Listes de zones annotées
════════
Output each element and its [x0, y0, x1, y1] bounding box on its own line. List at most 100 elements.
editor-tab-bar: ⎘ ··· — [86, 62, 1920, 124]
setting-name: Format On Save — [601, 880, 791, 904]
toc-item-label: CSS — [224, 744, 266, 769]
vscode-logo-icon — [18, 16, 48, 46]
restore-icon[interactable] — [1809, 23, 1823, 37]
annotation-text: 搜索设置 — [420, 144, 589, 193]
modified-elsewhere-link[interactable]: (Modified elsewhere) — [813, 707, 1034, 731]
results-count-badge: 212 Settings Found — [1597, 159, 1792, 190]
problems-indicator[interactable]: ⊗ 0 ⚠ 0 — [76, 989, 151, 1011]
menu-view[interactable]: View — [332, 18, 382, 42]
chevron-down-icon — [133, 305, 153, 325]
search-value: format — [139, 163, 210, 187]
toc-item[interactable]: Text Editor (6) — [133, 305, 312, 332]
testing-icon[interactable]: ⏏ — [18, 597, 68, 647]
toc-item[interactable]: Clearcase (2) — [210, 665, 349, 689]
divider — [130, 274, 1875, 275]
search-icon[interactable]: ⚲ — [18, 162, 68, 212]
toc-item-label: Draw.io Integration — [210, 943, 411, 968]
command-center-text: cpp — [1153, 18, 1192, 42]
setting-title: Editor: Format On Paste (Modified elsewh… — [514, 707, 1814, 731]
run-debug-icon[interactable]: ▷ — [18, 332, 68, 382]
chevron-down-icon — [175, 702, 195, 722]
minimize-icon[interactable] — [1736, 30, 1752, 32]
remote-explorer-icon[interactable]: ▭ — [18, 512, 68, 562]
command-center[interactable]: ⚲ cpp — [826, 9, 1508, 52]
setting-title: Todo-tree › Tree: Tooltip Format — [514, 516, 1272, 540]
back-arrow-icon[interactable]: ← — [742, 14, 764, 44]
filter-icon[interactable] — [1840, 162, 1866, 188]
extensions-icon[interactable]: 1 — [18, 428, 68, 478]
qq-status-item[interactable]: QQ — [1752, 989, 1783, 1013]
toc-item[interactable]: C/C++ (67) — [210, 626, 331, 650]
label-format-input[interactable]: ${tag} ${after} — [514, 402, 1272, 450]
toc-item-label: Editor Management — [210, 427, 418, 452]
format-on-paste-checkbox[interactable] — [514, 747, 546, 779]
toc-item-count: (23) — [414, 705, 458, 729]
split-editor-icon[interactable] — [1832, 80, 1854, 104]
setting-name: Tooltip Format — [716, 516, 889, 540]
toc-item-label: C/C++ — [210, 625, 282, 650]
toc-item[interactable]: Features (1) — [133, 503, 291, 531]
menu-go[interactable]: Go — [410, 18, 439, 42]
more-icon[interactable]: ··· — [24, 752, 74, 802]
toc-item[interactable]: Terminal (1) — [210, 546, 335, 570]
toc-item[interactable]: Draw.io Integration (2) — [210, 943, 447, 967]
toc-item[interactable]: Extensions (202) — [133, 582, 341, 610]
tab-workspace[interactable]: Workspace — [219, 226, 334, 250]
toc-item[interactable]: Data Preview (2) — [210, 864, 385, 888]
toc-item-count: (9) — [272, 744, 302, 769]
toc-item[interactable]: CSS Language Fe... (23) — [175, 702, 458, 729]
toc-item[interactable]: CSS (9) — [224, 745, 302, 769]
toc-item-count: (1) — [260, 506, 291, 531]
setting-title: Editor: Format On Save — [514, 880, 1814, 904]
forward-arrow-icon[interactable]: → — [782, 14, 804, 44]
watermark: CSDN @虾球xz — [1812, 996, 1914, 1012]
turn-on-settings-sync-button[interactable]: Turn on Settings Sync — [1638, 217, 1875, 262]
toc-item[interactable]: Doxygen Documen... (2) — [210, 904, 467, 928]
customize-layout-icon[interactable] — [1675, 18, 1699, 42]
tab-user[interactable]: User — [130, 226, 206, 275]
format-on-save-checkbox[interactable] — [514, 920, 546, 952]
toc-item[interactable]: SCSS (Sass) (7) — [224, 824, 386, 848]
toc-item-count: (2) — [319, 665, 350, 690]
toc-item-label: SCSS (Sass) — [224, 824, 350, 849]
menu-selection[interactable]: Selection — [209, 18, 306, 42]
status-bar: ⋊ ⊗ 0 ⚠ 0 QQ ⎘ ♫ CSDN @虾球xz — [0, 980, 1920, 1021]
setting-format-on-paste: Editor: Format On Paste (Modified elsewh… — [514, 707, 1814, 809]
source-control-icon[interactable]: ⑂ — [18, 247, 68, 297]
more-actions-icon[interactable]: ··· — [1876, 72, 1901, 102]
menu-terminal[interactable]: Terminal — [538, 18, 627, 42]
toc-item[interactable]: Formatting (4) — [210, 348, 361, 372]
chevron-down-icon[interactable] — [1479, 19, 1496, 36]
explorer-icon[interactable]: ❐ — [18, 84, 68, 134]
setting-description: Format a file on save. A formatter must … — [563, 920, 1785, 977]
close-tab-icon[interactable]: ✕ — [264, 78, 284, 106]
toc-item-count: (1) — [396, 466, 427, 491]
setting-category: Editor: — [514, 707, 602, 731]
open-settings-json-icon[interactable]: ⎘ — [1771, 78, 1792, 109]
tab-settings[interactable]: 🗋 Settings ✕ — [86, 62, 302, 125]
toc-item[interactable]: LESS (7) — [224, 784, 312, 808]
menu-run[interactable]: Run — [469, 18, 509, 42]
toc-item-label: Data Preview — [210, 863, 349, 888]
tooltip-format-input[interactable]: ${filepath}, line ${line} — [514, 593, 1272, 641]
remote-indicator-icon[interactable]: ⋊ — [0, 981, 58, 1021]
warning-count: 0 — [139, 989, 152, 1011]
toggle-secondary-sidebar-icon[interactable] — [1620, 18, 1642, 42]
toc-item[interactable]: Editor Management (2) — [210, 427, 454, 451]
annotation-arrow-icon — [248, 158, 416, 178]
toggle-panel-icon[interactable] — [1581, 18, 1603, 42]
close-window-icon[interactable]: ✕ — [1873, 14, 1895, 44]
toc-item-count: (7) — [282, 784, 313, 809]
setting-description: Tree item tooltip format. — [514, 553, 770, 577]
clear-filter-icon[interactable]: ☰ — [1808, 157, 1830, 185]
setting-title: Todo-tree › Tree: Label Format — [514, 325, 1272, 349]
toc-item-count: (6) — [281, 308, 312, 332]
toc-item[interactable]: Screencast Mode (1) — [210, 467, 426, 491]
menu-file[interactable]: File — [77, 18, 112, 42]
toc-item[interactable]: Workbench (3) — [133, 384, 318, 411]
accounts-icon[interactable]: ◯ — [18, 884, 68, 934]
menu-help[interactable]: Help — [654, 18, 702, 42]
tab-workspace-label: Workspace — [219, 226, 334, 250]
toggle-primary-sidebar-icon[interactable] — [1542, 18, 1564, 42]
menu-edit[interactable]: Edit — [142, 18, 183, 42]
════════
§ **CONSIGNE**:
Recopiez mot pour mot chaque ligne du matériel ci-dessus, du début à la fin.

§ **CORRIGÉ**:
Output each element and its [x0, y0, x1, y1] bounding box on its own line. List at most 100 elements.
editor-tab-bar: ⎘ ··· — [86, 62, 1920, 124]
setting-name: Format On Save — [601, 880, 791, 904]
toc-item-label: CSS — [224, 744, 266, 769]
vscode-logo-icon — [18, 16, 48, 46]
restore-icon[interactable] — [1809, 23, 1823, 37]
annotation-text: 搜索设置 — [420, 144, 589, 193]
modified-elsewhere-link[interactable]: (Modified elsewhere) — [813, 707, 1034, 731]
results-count-badge: 212 Settings Found — [1597, 159, 1792, 190]
problems-indicator[interactable]: ⊗ 0 ⚠ 0 — [76, 989, 151, 1011]
menu-view[interactable]: View — [332, 18, 382, 42]
chevron-down-icon — [133, 305, 153, 325]
search-value: format — [139, 163, 210, 187]
toc-item[interactable]: Text Editor (6) — [133, 305, 312, 332]
testing-icon[interactable]: ⏏ — [18, 597, 68, 647]
toc-item[interactable]: Clearcase (2) — [210, 665, 349, 689]
divider — [130, 274, 1875, 275]
search-icon[interactable]: ⚲ — [18, 162, 68, 212]
toc-item-label: Draw.io Integration — [210, 943, 411, 968]
command-center-text: cpp — [1153, 18, 1192, 42]
setting-title: Editor: Format On Paste (Modified elsewh… — [514, 707, 1814, 731]
run-debug-icon[interactable]: ▷ — [18, 332, 68, 382]
chevron-down-icon — [175, 702, 195, 722]
minimize-icon[interactable] — [1736, 30, 1752, 32]
remote-explorer-icon[interactable]: ▭ — [18, 512, 68, 562]
command-center[interactable]: ⚲ cpp — [826, 9, 1508, 52]
setting-title: Todo-tree › Tree: Tooltip Format — [514, 516, 1272, 540]
back-arrow-icon[interactable]: ← — [742, 14, 764, 44]
filter-icon[interactable] — [1840, 162, 1866, 188]
extensions-icon[interactable]: 1 — [18, 428, 68, 478]
qq-status-item[interactable]: QQ — [1752, 989, 1783, 1013]
toc-item[interactable]: C/C++ (67) — [210, 626, 331, 650]
label-format-input[interactable]: ${tag} ${after} — [514, 402, 1272, 450]
toc-item-label: Editor Management — [210, 427, 418, 452]
format-on-paste-checkbox[interactable] — [514, 747, 546, 779]
toc-item-count: (23) — [414, 705, 458, 729]
split-editor-icon[interactable] — [1832, 80, 1854, 104]
setting-name: Tooltip Format — [716, 516, 889, 540]
toc-item-label: C/C++ — [210, 625, 282, 650]
toc-item[interactable]: Features (1) — [133, 503, 291, 531]
menu-go[interactable]: Go — [410, 18, 439, 42]
more-icon[interactable]: ··· — [24, 752, 74, 802]
toc-item[interactable]: Terminal (1) — [210, 546, 335, 570]
toc-item[interactable]: Draw.io Integration (2) — [210, 943, 447, 967]
toc-item[interactable]: Extensions (202) — [133, 582, 341, 610]
tab-workspace[interactable]: Workspace — [219, 226, 334, 250]
toc-item[interactable]: Data Preview (2) — [210, 864, 385, 888]
toc-item-count: (9) — [272, 744, 302, 769]
toc-item[interactable]: CSS Language Fe... (23) — [175, 702, 458, 729]
toc-item[interactable]: CSS (9) — [224, 745, 302, 769]
toc-item-count: (1) — [260, 506, 291, 531]
setting-title: Editor: Format On Save — [514, 880, 1814, 904]
forward-arrow-icon[interactable]: → — [782, 14, 804, 44]
watermark: CSDN @虾球xz — [1812, 996, 1914, 1012]
turn-on-settings-sync-button[interactable]: Turn on Settings Sync — [1638, 217, 1875, 262]
toc-item[interactable]: Doxygen Documen... (2) — [210, 904, 467, 928]
customize-layout-icon[interactable] — [1675, 18, 1699, 42]
tab-user[interactable]: User — [130, 226, 206, 275]
format-on-save-checkbox[interactable] — [514, 920, 546, 952]
toc-item[interactable]: SCSS (Sass) (7) — [224, 824, 386, 848]
toc-item-count: (2) — [319, 665, 350, 690]
toc-item-label: SCSS (Sass) — [224, 824, 350, 849]
menu-selection[interactable]: Selection — [209, 18, 306, 42]
status-bar: ⋊ ⊗ 0 ⚠ 0 QQ ⎘ ♫ CSDN @虾球xz — [0, 980, 1920, 1021]
setting-format-on-paste: Editor: Format On Paste (Modified elsewh… — [514, 707, 1814, 809]
source-control-icon[interactable]: ⑂ — [18, 247, 68, 297]
more-actions-icon[interactable]: ··· — [1876, 72, 1901, 102]
menu-terminal[interactable]: Terminal — [538, 18, 627, 42]
toc-item[interactable]: Formatting (4) — [210, 348, 361, 372]
chevron-down-icon[interactable] — [1479, 19, 1496, 36]
explorer-icon[interactable]: ❐ — [18, 84, 68, 134]
setting-description: Format a file on save. A formatter must … — [563, 920, 1785, 977]
close-tab-icon[interactable]: ✕ — [264, 78, 284, 106]
toc-item-count: (1) — [396, 466, 427, 491]
setting-category: Editor: — [514, 707, 602, 731]
open-settings-json-icon[interactable]: ⎘ — [1771, 78, 1792, 109]
tab-settings[interactable]: 🗋 Settings ✕ — [86, 62, 302, 125]
toc-item[interactable]: LESS (7) — [224, 784, 312, 808]
menu-run[interactable]: Run — [469, 18, 509, 42]
toc-item-label: Data Preview — [210, 863, 349, 888]
tooltip-format-input[interactable]: ${filepath}, line ${line} — [514, 593, 1272, 641]
remote-indicator-icon[interactable]: ⋊ — [0, 981, 58, 1021]
warning-count: 0 — [139, 989, 152, 1011]
toggle-secondary-sidebar-icon[interactable] — [1620, 18, 1642, 42]
toc-item[interactable]: Editor Management (2) — [210, 427, 454, 451]
annotation-arrow-icon — [248, 158, 416, 178]
toggle-panel-icon[interactable] — [1581, 18, 1603, 42]
close-window-icon[interactable]: ✕ — [1873, 14, 1895, 44]
toc-item-count: (7) — [282, 784, 313, 809]
setting-description: Tree item tooltip format. — [514, 553, 770, 577]
clear-filter-icon[interactable]: ☰ — [1808, 157, 1830, 185]
setting-title: Todo-tree › Tree: Label Format — [514, 325, 1272, 349]
toc-item-count: (6) — [281, 308, 312, 332]
toc-item[interactable]: Screencast Mode (1) — [210, 467, 426, 491]
menu-file[interactable]: File — [77, 18, 112, 42]
toc-item[interactable]: Workbench (3) — [133, 384, 318, 411]
accounts-icon[interactable]: ◯ — [18, 884, 68, 934]
menu-help[interactable]: Help — [654, 18, 702, 42]
tab-workspace-label: Workspace — [219, 226, 334, 250]
toggle-primary-sidebar-icon[interactable] — [1542, 18, 1564, 42]
menu-edit[interactable]: Edit — [142, 18, 183, 42]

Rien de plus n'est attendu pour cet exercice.